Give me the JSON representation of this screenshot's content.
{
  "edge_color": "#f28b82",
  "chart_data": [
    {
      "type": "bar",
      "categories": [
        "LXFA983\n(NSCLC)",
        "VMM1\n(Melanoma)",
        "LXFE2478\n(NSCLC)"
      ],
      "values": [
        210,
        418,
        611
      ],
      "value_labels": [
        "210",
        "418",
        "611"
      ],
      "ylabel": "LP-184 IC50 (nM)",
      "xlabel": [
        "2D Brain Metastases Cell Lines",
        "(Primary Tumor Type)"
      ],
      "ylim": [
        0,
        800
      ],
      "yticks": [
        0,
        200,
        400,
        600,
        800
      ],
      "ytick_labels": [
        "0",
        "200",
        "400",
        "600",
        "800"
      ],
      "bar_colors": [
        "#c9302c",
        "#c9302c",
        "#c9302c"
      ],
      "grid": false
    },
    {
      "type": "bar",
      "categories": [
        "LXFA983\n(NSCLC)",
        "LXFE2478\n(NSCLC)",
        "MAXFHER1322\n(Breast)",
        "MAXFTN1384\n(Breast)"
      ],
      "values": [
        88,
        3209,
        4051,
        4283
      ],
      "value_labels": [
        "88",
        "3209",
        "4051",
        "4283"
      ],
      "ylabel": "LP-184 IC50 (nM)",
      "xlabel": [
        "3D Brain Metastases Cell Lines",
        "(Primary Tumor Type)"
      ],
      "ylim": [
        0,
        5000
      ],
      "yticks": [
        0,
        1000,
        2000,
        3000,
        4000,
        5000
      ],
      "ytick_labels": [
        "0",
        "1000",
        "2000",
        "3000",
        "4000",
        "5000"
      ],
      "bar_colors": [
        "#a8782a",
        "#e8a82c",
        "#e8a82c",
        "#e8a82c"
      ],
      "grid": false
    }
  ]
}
☆ ☆ ☆ ☆ ☆
- Activity:
Search the entries above for the string "NSCLC". Copy each line in which it appears.

- Response to the task:
        "LXFA983\n(NSCLC)",
        "LXFE2478\n(NSCLC)"
        "LXFA983\n(NSCLC)",
        "LXFE2478\n(NSCLC)",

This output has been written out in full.